Across the data below, how many lines hold "белья"? Answer with that number and nothing else.

Collected data entries
-=-=-=-=-
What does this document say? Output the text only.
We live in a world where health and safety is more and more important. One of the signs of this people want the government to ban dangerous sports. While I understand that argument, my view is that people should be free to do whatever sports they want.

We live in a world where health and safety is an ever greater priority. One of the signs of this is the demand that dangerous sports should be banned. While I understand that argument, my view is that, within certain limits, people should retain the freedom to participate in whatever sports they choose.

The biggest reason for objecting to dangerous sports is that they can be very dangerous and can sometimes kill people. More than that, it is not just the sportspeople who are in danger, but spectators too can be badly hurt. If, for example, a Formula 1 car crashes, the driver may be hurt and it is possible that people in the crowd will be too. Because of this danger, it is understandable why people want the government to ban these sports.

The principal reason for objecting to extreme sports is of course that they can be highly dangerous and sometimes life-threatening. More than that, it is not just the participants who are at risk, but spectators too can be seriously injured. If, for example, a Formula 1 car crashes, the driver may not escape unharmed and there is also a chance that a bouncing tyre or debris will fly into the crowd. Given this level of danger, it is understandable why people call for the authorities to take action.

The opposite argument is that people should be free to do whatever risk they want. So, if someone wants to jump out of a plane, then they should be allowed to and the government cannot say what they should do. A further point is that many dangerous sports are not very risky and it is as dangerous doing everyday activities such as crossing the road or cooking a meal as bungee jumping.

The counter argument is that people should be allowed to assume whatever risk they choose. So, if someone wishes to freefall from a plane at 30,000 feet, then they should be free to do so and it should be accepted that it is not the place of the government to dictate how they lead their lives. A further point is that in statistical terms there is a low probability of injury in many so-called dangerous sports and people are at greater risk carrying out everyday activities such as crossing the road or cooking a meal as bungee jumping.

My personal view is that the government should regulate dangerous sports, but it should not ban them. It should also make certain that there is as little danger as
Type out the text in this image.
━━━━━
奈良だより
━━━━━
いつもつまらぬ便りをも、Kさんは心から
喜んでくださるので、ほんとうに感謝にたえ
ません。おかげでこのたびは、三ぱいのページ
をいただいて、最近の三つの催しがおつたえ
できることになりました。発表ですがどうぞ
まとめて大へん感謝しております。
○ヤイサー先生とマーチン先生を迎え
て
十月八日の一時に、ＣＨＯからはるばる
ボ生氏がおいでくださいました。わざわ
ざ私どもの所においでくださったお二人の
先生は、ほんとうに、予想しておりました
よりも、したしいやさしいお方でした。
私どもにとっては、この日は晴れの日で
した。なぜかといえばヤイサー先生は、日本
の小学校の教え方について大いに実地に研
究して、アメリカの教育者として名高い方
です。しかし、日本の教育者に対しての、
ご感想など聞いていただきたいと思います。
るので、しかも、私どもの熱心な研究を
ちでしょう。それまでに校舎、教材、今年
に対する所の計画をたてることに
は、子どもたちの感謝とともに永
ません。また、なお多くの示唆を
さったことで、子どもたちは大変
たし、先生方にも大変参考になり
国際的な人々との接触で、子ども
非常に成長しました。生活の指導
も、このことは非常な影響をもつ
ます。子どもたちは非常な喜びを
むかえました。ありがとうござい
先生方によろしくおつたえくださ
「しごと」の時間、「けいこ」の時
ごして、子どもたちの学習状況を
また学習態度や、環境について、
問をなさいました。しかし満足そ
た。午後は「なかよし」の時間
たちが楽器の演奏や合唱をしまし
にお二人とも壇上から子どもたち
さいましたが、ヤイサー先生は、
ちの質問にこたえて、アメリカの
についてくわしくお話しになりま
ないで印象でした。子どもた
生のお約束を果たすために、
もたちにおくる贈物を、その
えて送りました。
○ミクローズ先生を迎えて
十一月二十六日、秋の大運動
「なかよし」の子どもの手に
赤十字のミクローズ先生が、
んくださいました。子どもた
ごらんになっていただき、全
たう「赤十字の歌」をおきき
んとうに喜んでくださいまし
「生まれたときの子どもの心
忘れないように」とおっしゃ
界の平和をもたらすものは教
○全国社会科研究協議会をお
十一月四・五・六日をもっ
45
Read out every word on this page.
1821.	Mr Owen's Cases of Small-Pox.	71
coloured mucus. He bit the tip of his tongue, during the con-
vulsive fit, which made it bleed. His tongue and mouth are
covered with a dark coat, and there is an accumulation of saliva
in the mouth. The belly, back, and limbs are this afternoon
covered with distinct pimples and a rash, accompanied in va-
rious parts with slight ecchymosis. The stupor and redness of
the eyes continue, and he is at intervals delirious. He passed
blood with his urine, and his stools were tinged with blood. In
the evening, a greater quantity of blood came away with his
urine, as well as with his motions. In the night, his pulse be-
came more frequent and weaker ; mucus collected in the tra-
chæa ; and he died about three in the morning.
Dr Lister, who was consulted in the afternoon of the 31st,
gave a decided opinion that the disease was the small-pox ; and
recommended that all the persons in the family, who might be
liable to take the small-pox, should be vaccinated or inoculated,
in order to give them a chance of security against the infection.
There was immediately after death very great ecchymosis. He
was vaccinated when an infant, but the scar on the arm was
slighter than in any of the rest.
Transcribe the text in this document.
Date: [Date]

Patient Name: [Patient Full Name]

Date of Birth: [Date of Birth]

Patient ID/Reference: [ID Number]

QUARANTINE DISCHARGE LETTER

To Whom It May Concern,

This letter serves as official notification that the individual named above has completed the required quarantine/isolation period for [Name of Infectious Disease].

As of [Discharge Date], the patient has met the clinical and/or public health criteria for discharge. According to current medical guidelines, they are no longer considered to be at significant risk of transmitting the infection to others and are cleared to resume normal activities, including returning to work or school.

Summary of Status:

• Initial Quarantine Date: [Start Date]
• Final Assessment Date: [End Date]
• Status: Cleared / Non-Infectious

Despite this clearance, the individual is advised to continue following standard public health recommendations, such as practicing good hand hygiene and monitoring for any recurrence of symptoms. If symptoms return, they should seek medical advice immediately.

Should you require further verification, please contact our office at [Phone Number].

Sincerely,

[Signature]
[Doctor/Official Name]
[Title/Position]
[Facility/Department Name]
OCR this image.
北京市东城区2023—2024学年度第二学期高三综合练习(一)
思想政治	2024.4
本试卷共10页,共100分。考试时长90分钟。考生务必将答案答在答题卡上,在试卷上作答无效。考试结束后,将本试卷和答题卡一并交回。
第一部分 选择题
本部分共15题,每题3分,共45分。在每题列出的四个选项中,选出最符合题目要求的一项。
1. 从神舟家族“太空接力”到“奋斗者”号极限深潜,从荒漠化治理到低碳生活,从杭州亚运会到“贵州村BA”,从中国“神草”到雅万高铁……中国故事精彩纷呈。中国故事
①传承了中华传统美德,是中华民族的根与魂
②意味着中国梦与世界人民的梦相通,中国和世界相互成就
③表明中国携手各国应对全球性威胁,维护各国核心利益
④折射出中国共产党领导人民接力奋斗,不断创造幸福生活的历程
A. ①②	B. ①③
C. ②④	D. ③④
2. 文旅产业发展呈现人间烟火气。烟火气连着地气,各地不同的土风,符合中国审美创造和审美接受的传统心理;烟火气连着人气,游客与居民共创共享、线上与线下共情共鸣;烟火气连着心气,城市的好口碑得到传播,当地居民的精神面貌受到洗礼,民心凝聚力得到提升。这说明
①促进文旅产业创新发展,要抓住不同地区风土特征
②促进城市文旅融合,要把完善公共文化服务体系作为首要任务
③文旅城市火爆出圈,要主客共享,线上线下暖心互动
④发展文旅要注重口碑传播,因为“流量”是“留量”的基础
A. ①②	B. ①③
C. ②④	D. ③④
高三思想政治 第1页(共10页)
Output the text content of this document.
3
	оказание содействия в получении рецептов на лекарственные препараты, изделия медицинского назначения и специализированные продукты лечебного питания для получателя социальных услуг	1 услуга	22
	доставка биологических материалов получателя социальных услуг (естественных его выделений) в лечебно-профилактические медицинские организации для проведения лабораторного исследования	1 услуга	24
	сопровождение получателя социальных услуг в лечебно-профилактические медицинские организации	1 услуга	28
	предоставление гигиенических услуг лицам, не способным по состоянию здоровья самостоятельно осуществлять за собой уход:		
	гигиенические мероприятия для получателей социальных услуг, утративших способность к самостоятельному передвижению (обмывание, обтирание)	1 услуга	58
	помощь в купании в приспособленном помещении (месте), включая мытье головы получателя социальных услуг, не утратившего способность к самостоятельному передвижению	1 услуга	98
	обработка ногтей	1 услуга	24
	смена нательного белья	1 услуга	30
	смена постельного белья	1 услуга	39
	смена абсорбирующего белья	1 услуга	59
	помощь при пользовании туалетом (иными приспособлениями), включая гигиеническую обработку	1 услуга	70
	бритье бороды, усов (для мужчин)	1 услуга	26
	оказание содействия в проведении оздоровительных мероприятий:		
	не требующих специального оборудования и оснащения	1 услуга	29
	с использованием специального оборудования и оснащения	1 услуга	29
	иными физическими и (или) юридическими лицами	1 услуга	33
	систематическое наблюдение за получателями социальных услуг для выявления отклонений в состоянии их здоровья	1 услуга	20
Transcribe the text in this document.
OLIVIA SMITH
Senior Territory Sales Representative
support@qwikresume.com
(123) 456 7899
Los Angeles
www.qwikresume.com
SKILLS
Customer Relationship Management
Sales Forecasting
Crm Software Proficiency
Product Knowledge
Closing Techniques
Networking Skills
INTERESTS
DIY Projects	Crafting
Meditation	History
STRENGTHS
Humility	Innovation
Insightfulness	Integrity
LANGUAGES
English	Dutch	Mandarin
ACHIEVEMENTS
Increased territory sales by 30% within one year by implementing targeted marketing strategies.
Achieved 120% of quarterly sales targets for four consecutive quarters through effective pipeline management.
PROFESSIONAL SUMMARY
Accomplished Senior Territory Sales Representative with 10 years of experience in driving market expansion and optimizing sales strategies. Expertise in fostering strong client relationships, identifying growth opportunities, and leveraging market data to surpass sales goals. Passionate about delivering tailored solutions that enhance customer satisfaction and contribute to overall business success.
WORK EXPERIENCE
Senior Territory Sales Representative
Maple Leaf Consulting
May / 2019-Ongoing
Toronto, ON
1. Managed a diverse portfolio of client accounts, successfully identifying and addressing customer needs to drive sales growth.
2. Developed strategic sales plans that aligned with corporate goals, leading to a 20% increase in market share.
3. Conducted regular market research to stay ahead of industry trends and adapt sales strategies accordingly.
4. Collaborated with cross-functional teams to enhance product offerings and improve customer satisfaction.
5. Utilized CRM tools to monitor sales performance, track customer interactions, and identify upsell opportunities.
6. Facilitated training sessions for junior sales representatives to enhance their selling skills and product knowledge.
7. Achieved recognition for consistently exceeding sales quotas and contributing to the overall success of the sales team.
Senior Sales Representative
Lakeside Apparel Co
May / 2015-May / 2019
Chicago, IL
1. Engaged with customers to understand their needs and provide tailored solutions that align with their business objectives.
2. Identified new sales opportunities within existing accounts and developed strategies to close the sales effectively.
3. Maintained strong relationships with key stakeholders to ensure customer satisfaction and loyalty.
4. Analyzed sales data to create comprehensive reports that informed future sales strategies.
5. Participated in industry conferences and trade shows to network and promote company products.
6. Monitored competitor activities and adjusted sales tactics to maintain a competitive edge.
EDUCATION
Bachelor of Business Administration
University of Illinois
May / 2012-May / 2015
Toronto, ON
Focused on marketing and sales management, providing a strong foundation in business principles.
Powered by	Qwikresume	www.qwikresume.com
-=-=-=-=-
OUTPUT OF THE EXERCISE: 3